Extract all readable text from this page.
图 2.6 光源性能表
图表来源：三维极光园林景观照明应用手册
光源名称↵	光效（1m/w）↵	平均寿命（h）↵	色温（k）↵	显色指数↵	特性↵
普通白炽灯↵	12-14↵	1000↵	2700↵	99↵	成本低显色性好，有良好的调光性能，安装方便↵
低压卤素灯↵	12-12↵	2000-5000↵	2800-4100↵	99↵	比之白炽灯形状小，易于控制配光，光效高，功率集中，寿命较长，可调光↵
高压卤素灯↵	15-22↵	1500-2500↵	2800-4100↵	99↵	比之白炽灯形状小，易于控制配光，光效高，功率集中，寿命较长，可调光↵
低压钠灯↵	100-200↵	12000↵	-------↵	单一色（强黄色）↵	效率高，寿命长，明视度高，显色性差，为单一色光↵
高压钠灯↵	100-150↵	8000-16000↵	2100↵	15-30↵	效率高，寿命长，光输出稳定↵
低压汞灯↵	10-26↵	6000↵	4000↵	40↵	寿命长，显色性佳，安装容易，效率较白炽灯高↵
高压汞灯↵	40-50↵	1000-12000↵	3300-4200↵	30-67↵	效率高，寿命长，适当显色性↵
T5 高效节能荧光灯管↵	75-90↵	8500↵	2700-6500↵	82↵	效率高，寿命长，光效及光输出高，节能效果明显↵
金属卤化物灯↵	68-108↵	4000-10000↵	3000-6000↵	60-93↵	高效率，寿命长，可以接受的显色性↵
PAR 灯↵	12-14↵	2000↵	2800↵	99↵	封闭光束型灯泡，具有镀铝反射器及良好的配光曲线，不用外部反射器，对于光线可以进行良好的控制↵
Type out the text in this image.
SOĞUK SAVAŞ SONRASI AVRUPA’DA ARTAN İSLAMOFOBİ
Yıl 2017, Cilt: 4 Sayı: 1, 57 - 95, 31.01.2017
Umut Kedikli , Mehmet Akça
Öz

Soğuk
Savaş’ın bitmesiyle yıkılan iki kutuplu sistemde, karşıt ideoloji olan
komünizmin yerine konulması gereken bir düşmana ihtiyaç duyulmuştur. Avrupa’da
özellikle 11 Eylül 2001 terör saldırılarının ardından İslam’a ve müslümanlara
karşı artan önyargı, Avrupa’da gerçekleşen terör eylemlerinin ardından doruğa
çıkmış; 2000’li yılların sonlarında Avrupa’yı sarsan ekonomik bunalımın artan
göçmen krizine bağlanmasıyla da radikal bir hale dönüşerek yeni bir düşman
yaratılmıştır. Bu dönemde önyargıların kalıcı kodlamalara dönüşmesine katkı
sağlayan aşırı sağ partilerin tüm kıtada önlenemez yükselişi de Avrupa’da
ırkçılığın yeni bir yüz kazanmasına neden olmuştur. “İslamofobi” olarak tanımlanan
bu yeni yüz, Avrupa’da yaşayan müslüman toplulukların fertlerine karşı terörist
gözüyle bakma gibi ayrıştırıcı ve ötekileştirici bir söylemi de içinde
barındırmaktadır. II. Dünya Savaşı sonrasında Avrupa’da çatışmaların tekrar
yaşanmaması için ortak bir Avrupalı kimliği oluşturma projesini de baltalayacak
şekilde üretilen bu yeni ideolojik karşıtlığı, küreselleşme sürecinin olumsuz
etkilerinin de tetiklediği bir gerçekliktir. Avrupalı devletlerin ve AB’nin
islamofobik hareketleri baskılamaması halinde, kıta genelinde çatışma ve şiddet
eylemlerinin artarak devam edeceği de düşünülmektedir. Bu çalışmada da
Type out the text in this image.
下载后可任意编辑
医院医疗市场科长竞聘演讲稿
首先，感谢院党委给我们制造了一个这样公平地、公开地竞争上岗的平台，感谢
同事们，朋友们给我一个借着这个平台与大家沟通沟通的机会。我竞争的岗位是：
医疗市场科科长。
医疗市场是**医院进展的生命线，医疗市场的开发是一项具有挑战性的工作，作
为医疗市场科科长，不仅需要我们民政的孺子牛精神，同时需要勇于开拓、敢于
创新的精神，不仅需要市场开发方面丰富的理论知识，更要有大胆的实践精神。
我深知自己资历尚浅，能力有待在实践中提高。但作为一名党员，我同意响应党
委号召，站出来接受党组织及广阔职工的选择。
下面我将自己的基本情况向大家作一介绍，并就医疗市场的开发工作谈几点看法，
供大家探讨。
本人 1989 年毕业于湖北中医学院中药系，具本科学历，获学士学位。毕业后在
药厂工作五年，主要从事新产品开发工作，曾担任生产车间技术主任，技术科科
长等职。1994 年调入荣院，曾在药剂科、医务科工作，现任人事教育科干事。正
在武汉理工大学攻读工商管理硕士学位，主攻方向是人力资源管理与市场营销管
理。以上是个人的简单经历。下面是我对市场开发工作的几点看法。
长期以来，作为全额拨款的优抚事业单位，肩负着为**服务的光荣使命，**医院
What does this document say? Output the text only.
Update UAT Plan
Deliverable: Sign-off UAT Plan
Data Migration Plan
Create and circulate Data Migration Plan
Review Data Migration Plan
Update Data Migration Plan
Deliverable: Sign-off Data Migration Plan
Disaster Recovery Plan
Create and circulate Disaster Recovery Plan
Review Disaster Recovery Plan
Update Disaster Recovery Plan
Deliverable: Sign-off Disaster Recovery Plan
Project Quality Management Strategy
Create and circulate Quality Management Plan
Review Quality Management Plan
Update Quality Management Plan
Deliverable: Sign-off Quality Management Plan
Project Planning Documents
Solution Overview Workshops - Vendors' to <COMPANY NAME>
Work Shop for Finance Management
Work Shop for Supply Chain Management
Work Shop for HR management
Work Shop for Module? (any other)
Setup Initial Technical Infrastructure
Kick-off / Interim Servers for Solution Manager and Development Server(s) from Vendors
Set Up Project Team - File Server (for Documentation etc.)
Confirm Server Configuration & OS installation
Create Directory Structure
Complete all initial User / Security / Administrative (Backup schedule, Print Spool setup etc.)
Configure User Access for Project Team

··········

_Exercise brief_. Write the listing out again, exactly as shown above.

_Written response_.
Extract all readable text from this page.
图 2.6 光源性能表
图表来源：三维极光园林景观照明应用手册
光源名称↵	光效（1m/w）↵	平均寿命（h）↵	色温（k）↵	显色指数↵	特性↵
普通白炽灯↵	12-14↵	1000↵	2700↵	99↵	成本低显色性好，有良好的调光性能，安装方便↵
低压卤素灯↵	12-12↵	2000-5000↵	2800-4100↵	99↵	比之白炽灯形状小，易于控制配光，光效高，功率集中，寿命较长，可调光↵
高压卤素灯↵	15-22↵	1500-2500↵	2800-4100↵	99↵	比之白炽灯形状小，易于控制配光，光效高，功率集中，寿命较长，可调光↵
低压钠灯↵	100-200↵	12000↵	-------↵	单一色（强黄色）↵	效率高，寿命长，明视度高，显色性差，为单一色光↵
高压钠灯↵	100-150↵	8000-16000↵	2100↵	15-30↵	效率高，寿命长，光输出稳定↵
低压汞灯↵	10-26↵	6000↵	4000↵	40↵	寿命长，显色性佳，安装容易，效率较白炽灯高↵
高压汞灯↵	40-50↵	1000-12000↵	3300-4200↵	30-67↵	效率高，寿命长，适当显色性↵
T5 高效节能荧光灯管↵	75-90↵	8500↵	2700-6500↵	82↵	效率高，寿命长，光效及光输出高，节能效果明显↵
金属卤化物灯↵	68-108↵	4000-10000↵	3000-6000↵	60-93↵	高效率，寿命长，可以接受的显色性↵
PAR 灯↵	12-14↵	2000↵	2800↵	99↵	封闭光束型灯泡，具有镀铝反射器及良好的配光曲线，不用外部反射器，对于光线可以进行良好的控制↵
Type out the text in this image.
SOĞUK SAVAŞ SONRASI AVRUPA’DA ARTAN İSLAMOFOBİ
Yıl 2017, Cilt: 4 Sayı: 1, 57 - 95, 31.01.2017
Umut Kedikli , Mehmet Akça
Öz

Soğuk
Savaş’ın bitmesiyle yıkılan iki kutuplu sistemde, karşıt ideoloji olan
komünizmin yerine konulması gereken bir düşmana ihtiyaç duyulmuştur. Avrupa’da
özellikle 11 Eylül 2001 terör saldırılarının ardından İslam’a ve müslümanlara
karşı artan önyargı, Avrupa’da gerçekleşen terör eylemlerinin ardından doruğa
çıkmış; 2000’li yılların sonlarında Avrupa’yı sarsan ekonomik bunalımın artan
göçmen krizine bağlanmasıyla da radikal bir hale dönüşerek yeni bir düşman
yaratılmıştır. Bu dönemde önyargıların kalıcı kodlamalara dönüşmesine katkı
sağlayan aşırı sağ partilerin tüm kıtada önlenemez yükselişi de Avrupa’da
ırkçılığın yeni bir yüz kazanmasına neden olmuştur. “İslamofobi” olarak tanımlanan
bu yeni yüz, Avrupa’da yaşayan müslüman toplulukların fertlerine karşı terörist
gözüyle bakma gibi ayrıştırıcı ve ötekileştirici bir söylemi de içinde
barındırmaktadır. II. Dünya Savaşı sonrasında Avrupa’da çatışmaların tekrar
yaşanmaması için ortak bir Avrupalı kimliği oluşturma projesini de baltalayacak
şekilde üretilen bu yeni ideolojik karşıtlığı, küreselleşme sürecinin olumsuz
etkilerinin de tetiklediği bir gerçekliktir. Avrupalı devletlerin ve AB’nin
islamofobik hareketleri baskılamaması halinde, kıta genelinde çatışma ve şiddet
eylemlerinin artarak devam edeceği de düşünülmektedir. Bu çalışmada da
Type out the text in this image.
下载后可任意编辑
医院医疗市场科长竞聘演讲稿
首先，感谢院党委给我们制造了一个这样公平地、公开地竞争上岗的平台，感谢
同事们，朋友们给我一个借着这个平台与大家沟通沟通的机会。我竞争的岗位是：
医疗市场科科长。
医疗市场是**医院进展的生命线，医疗市场的开发是一项具有挑战性的工作，作
为医疗市场科科长，不仅需要我们民政的孺子牛精神，同时需要勇于开拓、敢于
创新的精神，不仅需要市场开发方面丰富的理论知识，更要有大胆的实践精神。
我深知自己资历尚浅，能力有待在实践中提高。但作为一名党员，我同意响应党
委号召，站出来接受党组织及广阔职工的选择。
下面我将自己的基本情况向大家作一介绍，并就医疗市场的开发工作谈几点看法，
供大家探讨。
本人 1989 年毕业于湖北中医学院中药系，具本科学历，获学士学位。毕业后在
药厂工作五年，主要从事新产品开发工作，曾担任生产车间技术主任，技术科科
长等职。1994 年调入荣院，曾在药剂科、医务科工作，现任人事教育科干事。正
在武汉理工大学攻读工商管理硕士学位，主攻方向是人力资源管理与市场营销管
理。以上是个人的简单经历。下面是我对市场开发工作的几点看法。
长期以来，作为全额拨款的优抚事业单位，肩负着为**服务的光荣使命，**医院
What does this document say? Output the text only.
Update UAT Plan
Deliverable: Sign-off UAT Plan
Data Migration Plan
Create and circulate Data Migration Plan
Review Data Migration Plan
Update Data Migration Plan
Deliverable: Sign-off Data Migration Plan
Disaster Recovery Plan
Create and circulate Disaster Recovery Plan
Review Disaster Recovery Plan
Update Disaster Recovery Plan
Deliverable: Sign-off Disaster Recovery Plan
Project Quality Management Strategy
Create and circulate Quality Management Plan
Review Quality Management Plan
Update Quality Management Plan
Deliverable: Sign-off Quality Management Plan
Project Planning Documents
Solution Overview Workshops - Vendors' to <COMPANY NAME>
Work Shop for Finance Management
Work Shop for Supply Chain Management
Work Shop for HR management
Work Shop for Module? (any other)
Setup Initial Technical Infrastructure
Kick-off / Interim Servers for Solution Manager and Development Server(s) from Vendors
Set Up Project Team - File Server (for Documentation etc.)
Confirm Server Configuration & OS installation
Create Directory Structure
Complete all initial User / Security / Administrative (Backup schedule, Print Spool setup etc.)
Configure User Access for Project Team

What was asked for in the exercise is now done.